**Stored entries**
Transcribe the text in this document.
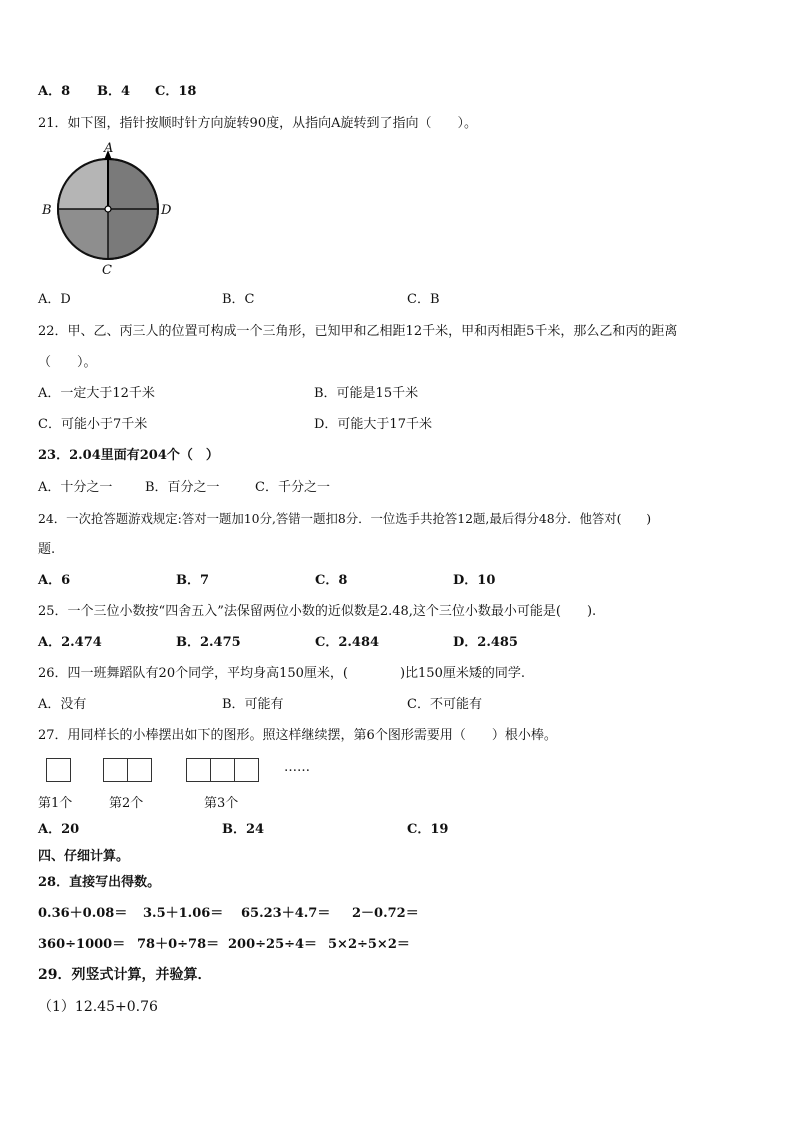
A．8 B．4 C．18
21．如下图，指针按顺时针方向旋转90度，从指向A旋转到了指向（　　）。
A
B	D
C
A．D	B．C	C．B
22．甲、乙、丙三人的位置可构成一个三角形，已知甲和乙相距12千米，甲和丙相距5千米，那么乙和丙的距离
（　　）。
A．一定大于12千米	B．可能是15千米
C．可能小于7千米	D．可能大于17千米
23．2.04里面有204个（　）
A．十分之一	B．百分之一	C．千分之一
24．一次抢答题游戏规定:答对一题加10分,答错一题扣8分．一位选手共抢答12题,最后得分48分．他答对(　　)
题.
A．6	B．7	C．8	D．10
25．一个三位小数按“四舍五入”法保留两位小数的近似数是2.48,这个三位小数最小可能是(　　).
A．2.474	B．2.475	C．2.484	D．2.485
26．四一班舞蹈队有20个同学，平均身高150厘米，(　　　　)比150厘米矮的同学.
A．没有	B．可能有	C．不可能有
27．用同样长的小棒摆出如下的图形。照这样继续摆，第6个图形需要用（　　）根小棒。
……
第1个	第2个	第3个
A．20	B．24	C．19
四、仔细计算。
28．直接写出得数。
0.36＋0.08＝ 3.5＋1.06＝ 65.23＋4.7＝ 2－0.72＝
360÷1000＝ 78＋0÷78＝ 200÷25÷4＝ 5×2÷5×2＝
29．列竖式计算，并验算．
（1）12.45+0.76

**Task details**
Every line above should be returned exactly; the pictures stay out.

**Solution**
Transcribe the text in this document.
A．8 B．4 C．18
21．如下图，指针按顺时针方向旋转90度，从指向A旋转到了指向（　　）。
A
B	D
C
A．D	B．C	C．B
22．甲、乙、丙三人的位置可构成一个三角形，已知甲和乙相距12千米，甲和丙相距5千米，那么乙和丙的距离
（　　）。
A．一定大于12千米	B．可能是15千米
C．可能小于7千米	D．可能大于17千米
23．2.04里面有204个（　）
A．十分之一	B．百分之一	C．千分之一
24．一次抢答题游戏规定:答对一题加10分,答错一题扣8分．一位选手共抢答12题,最后得分48分．他答对(　　)
题.
A．6	B．7	C．8	D．10
25．一个三位小数按“四舍五入”法保留两位小数的近似数是2.48,这个三位小数最小可能是(　　).
A．2.474	B．2.475	C．2.484	D．2.485
26．四一班舞蹈队有20个同学，平均身高150厘米，(　　　　)比150厘米矮的同学.
A．没有	B．可能有	C．不可能有
27．用同样长的小棒摆出如下的图形。照这样继续摆，第6个图形需要用（　　）根小棒。
……
第1个	第2个	第3个
A．20	B．24	C．19
四、仔细计算。
28．直接写出得数。
0.36＋0.08＝ 3.5＋1.06＝ 65.23＋4.7＝ 2－0.72＝
360÷1000＝ 78＋0÷78＝ 200÷25÷4＝ 5×2÷5×2＝
29．列竖式计算，并验算．
（1）12.45+0.76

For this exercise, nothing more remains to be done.